Go through the entries and transcribe each one exactly, dropping the pictures.
---- GIVEN INFORMATION
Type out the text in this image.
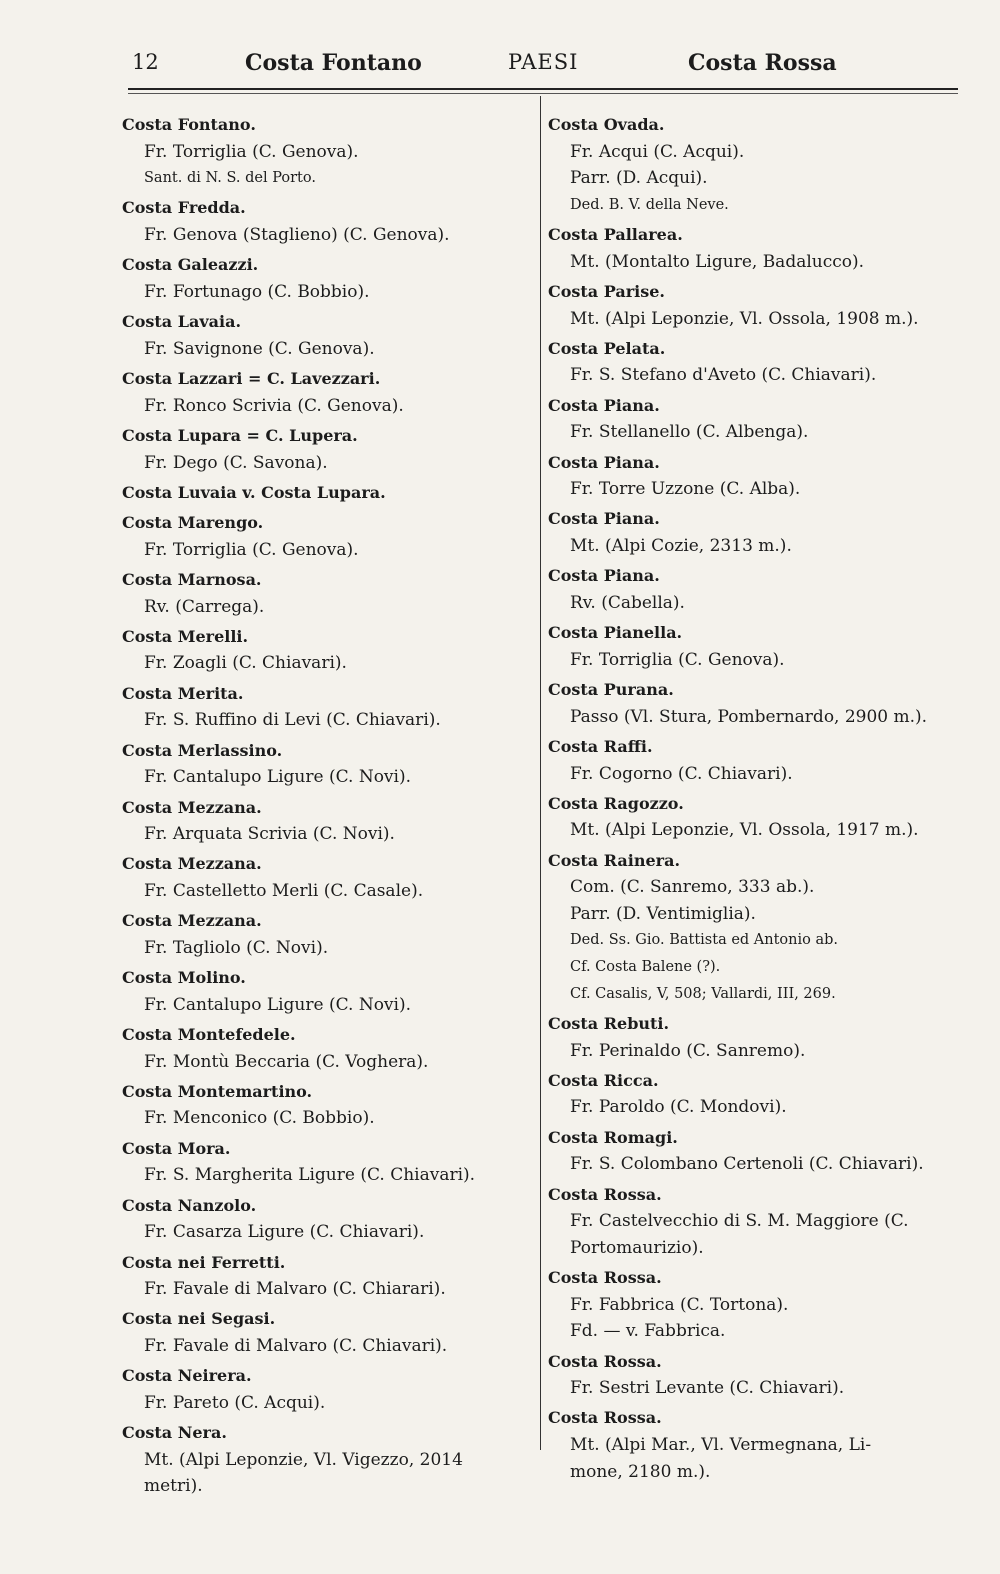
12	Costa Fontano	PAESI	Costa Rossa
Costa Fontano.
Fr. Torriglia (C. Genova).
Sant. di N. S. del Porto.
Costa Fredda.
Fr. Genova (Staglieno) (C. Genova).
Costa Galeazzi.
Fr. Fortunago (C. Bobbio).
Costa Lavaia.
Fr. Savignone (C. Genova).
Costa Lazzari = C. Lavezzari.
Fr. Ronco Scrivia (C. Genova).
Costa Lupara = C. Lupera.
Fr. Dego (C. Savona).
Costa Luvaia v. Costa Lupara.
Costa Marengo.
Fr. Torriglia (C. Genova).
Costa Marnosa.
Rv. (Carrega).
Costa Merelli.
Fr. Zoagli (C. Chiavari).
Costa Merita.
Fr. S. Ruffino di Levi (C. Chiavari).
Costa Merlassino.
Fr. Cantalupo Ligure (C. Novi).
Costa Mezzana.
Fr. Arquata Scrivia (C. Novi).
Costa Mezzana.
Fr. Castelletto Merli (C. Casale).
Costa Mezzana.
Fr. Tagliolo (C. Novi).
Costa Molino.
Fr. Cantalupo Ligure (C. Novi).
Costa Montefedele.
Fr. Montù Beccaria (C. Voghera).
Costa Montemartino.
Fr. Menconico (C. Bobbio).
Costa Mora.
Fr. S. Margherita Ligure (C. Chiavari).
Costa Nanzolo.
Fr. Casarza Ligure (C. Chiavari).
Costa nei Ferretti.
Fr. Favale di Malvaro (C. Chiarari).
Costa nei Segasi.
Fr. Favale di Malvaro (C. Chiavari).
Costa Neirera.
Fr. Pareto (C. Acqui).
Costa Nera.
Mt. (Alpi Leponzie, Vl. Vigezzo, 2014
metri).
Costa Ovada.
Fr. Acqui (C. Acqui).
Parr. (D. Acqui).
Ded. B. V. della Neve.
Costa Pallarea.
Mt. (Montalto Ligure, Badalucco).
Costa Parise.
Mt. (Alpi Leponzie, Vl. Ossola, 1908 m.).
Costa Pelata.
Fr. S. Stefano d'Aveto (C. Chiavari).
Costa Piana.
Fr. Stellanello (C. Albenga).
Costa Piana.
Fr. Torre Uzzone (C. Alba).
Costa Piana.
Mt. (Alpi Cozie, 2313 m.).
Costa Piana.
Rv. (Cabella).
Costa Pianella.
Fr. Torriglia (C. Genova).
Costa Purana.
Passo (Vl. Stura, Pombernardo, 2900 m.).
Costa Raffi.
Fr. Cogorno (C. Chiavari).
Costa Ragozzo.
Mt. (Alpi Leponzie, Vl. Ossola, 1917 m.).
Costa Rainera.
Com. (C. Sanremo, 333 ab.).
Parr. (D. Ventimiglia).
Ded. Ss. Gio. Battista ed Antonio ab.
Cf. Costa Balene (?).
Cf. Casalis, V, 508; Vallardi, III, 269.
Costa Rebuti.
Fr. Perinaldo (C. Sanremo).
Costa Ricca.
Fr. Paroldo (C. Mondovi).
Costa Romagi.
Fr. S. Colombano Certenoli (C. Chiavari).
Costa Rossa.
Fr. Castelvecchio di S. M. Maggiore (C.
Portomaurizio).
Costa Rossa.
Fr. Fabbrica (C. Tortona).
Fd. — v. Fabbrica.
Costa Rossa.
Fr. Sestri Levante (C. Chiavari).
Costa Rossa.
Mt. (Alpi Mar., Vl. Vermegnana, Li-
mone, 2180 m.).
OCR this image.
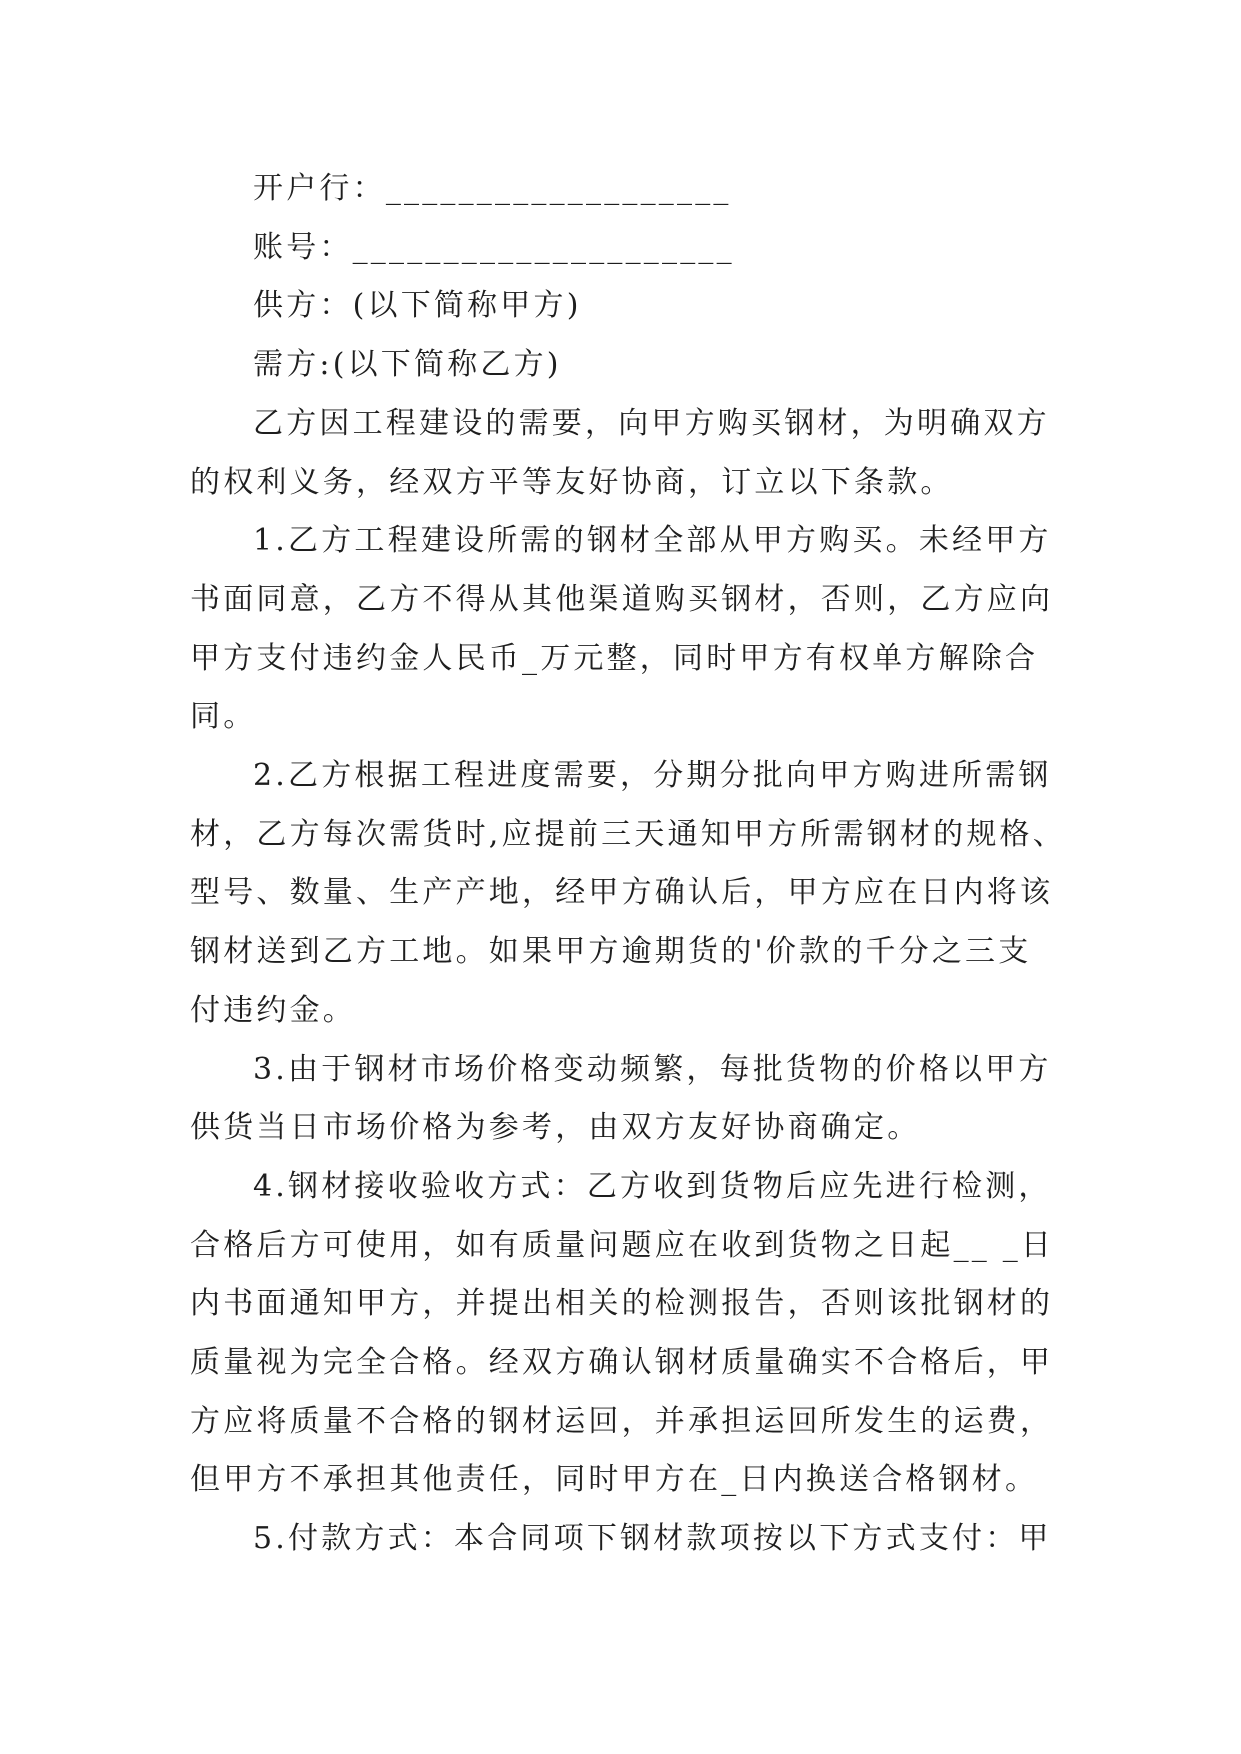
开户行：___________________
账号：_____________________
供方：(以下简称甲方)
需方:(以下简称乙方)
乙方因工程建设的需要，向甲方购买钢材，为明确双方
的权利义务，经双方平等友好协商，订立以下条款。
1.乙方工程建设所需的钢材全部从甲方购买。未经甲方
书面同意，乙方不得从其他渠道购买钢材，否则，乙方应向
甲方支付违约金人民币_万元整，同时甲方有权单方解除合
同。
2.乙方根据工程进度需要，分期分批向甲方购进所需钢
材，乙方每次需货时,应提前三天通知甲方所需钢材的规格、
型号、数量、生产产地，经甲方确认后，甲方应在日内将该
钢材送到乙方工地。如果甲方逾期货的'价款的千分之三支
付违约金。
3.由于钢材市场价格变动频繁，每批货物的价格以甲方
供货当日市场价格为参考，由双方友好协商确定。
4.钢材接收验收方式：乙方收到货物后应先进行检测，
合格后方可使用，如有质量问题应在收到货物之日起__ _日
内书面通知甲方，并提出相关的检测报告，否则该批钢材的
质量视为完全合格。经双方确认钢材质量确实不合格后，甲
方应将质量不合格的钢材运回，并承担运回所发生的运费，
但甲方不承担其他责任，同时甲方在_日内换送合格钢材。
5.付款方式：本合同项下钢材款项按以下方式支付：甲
--------
◆ THE SOLUTION ◆
Type out the text in this image.
12	Costa Fontano	PAESI	Costa Rossa
Costa Fontano.
Fr. Torriglia (C. Genova).
Sant. di N. S. del Porto.
Costa Fredda.
Fr. Genova (Staglieno) (C. Genova).
Costa Galeazzi.
Fr. Fortunago (C. Bobbio).
Costa Lavaia.
Fr. Savignone (C. Genova).
Costa Lazzari = C. Lavezzari.
Fr. Ronco Scrivia (C. Genova).
Costa Lupara = C. Lupera.
Fr. Dego (C. Savona).
Costa Luvaia v. Costa Lupara.
Costa Marengo.
Fr. Torriglia (C. Genova).
Costa Marnosa.
Rv. (Carrega).
Costa Merelli.
Fr. Zoagli (C. Chiavari).
Costa Merita.
Fr. S. Ruffino di Levi (C. Chiavari).
Costa Merlassino.
Fr. Cantalupo Ligure (C. Novi).
Costa Mezzana.
Fr. Arquata Scrivia (C. Novi).
Costa Mezzana.
Fr. Castelletto Merli (C. Casale).
Costa Mezzana.
Fr. Tagliolo (C. Novi).
Costa Molino.
Fr. Cantalupo Ligure (C. Novi).
Costa Montefedele.
Fr. Montù Beccaria (C. Voghera).
Costa Montemartino.
Fr. Menconico (C. Bobbio).
Costa Mora.
Fr. S. Margherita Ligure (C. Chiavari).
Costa Nanzolo.
Fr. Casarza Ligure (C. Chiavari).
Costa nei Ferretti.
Fr. Favale di Malvaro (C. Chiarari).
Costa nei Segasi.
Fr. Favale di Malvaro (C. Chiavari).
Costa Neirera.
Fr. Pareto (C. Acqui).
Costa Nera.
Mt. (Alpi Leponzie, Vl. Vigezzo, 2014
metri).
Costa Ovada.
Fr. Acqui (C. Acqui).
Parr. (D. Acqui).
Ded. B. V. della Neve.
Costa Pallarea.
Mt. (Montalto Ligure, Badalucco).
Costa Parise.
Mt. (Alpi Leponzie, Vl. Ossola, 1908 m.).
Costa Pelata.
Fr. S. Stefano d'Aveto (C. Chiavari).
Costa Piana.
Fr. Stellanello (C. Albenga).
Costa Piana.
Fr. Torre Uzzone (C. Alba).
Costa Piana.
Mt. (Alpi Cozie, 2313 m.).
Costa Piana.
Rv. (Cabella).
Costa Pianella.
Fr. Torriglia (C. Genova).
Costa Purana.
Passo (Vl. Stura, Pombernardo, 2900 m.).
Costa Raffi.
Fr. Cogorno (C. Chiavari).
Costa Ragozzo.
Mt. (Alpi Leponzie, Vl. Ossola, 1917 m.).
Costa Rainera.
Com. (C. Sanremo, 333 ab.).
Parr. (D. Ventimiglia).
Ded. Ss. Gio. Battista ed Antonio ab.
Cf. Costa Balene (?).
Cf. Casalis, V, 508; Vallardi, III, 269.
Costa Rebuti.
Fr. Perinaldo (C. Sanremo).
Costa Ricca.
Fr. Paroldo (C. Mondovi).
Costa Romagi.
Fr. S. Colombano Certenoli (C. Chiavari).
Costa Rossa.
Fr. Castelvecchio di S. M. Maggiore (C.
Portomaurizio).
Costa Rossa.
Fr. Fabbrica (C. Tortona).
Fd. — v. Fabbrica.
Costa Rossa.
Fr. Sestri Levante (C. Chiavari).
Costa Rossa.
Mt. (Alpi Mar., Vl. Vermegnana, Li-
mone, 2180 m.).
OCR this image.
开户行：___________________
账号：_____________________
供方：(以下简称甲方)
需方:(以下简称乙方)
乙方因工程建设的需要，向甲方购买钢材，为明确双方
的权利义务，经双方平等友好协商，订立以下条款。
1.乙方工程建设所需的钢材全部从甲方购买。未经甲方
书面同意，乙方不得从其他渠道购买钢材，否则，乙方应向
甲方支付违约金人民币_万元整，同时甲方有权单方解除合
同。
2.乙方根据工程进度需要，分期分批向甲方购进所需钢
材，乙方每次需货时,应提前三天通知甲方所需钢材的规格、
型号、数量、生产产地，经甲方确认后，甲方应在日内将该
钢材送到乙方工地。如果甲方逾期货的'价款的千分之三支
付违约金。
3.由于钢材市场价格变动频繁，每批货物的价格以甲方
供货当日市场价格为参考，由双方友好协商确定。
4.钢材接收验收方式：乙方收到货物后应先进行检测，
合格后方可使用，如有质量问题应在收到货物之日起__ _日
内书面通知甲方，并提出相关的检测报告，否则该批钢材的
质量视为完全合格。经双方确认钢材质量确实不合格后，甲
方应将质量不合格的钢材运回，并承担运回所发生的运费，
但甲方不承担其他责任，同时甲方在_日内换送合格钢材。
5.付款方式：本合同项下钢材款项按以下方式支付：甲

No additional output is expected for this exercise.